#### Trecho para leitura
********************
A testemunha da defesa do apelante, Elaine Cristina do Nascimento Oliveira, em juízo, narrou que “[...] conhece Marcelo há muito tempo, um menino bom; que os familiares são evangélicos; que Marcelo trabalhava com uber e hoje trabalha em uma escola em Camaçari; que já viu Marcelo fumar cigarro e beber cerveja [...]” (Registro audiovisual, PJe mídias) (ID 41193989).

A análise imparcial e cuidadosa da prova produzida revela que subsiste efetiva dúvida quanto à prática do tráfico de drogas pelo apelante.

Com efeito, da leitura dos autos, constata-se que não foi especificada a quantidade de drogas encontrada com o recorrente, e tampouco existem elementos suficientes e indicativos de que, ao realizar o transporte de Douglas, o apelante tinha conhecimento ou intenção de transportar as drogas.
********************
#### Informações registradas
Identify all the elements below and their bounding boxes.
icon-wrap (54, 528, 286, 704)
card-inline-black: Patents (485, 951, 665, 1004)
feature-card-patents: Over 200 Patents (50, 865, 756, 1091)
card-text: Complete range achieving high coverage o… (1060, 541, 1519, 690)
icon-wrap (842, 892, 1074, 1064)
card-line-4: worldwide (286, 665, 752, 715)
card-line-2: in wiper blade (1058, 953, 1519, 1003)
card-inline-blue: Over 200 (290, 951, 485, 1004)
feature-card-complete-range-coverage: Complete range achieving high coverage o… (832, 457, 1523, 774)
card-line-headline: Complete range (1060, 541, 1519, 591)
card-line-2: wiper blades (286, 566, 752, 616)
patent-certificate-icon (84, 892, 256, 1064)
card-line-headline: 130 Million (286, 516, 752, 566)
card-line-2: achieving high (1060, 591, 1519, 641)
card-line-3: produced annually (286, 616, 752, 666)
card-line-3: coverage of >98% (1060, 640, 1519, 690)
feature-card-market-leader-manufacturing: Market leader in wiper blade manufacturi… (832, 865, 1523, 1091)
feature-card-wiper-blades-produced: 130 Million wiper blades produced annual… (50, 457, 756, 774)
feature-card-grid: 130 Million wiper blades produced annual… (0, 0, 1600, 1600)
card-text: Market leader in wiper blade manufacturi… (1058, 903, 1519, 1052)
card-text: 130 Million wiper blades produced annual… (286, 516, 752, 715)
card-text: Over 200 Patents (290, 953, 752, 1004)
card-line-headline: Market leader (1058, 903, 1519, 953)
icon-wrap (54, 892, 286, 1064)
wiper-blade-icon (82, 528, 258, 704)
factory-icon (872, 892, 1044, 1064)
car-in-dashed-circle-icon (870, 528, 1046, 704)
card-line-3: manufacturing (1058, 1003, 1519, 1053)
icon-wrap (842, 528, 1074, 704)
********************
#### Objetivos
#1 De acordo com o trecho para leitura, onde Marcelo trabalha hoje?
#2 Reescreva o segmento do trecho para leitura que vai de "A testemunha da" até "mídias) (ID 41193989).", trocando "cerveja" por "vinho".

#### Respostas por tarefa
#1 Em uma escola em Camaçari.

#2
A testemunha da defesa do apelante, Elaine Cristina do Nascimento Oliveira, em juízo, narrou que “[...] conhece Marcelo há muito tempo, um menino bom; que os familiares são evangélicos; que Marcelo trabalhava com uber e hoje trabalha em uma escola em Camaçari; que já viu Marcelo fumar cigarro e beber vinho [...]” (Registro audiovisual, PJe mídias) (ID 41193989).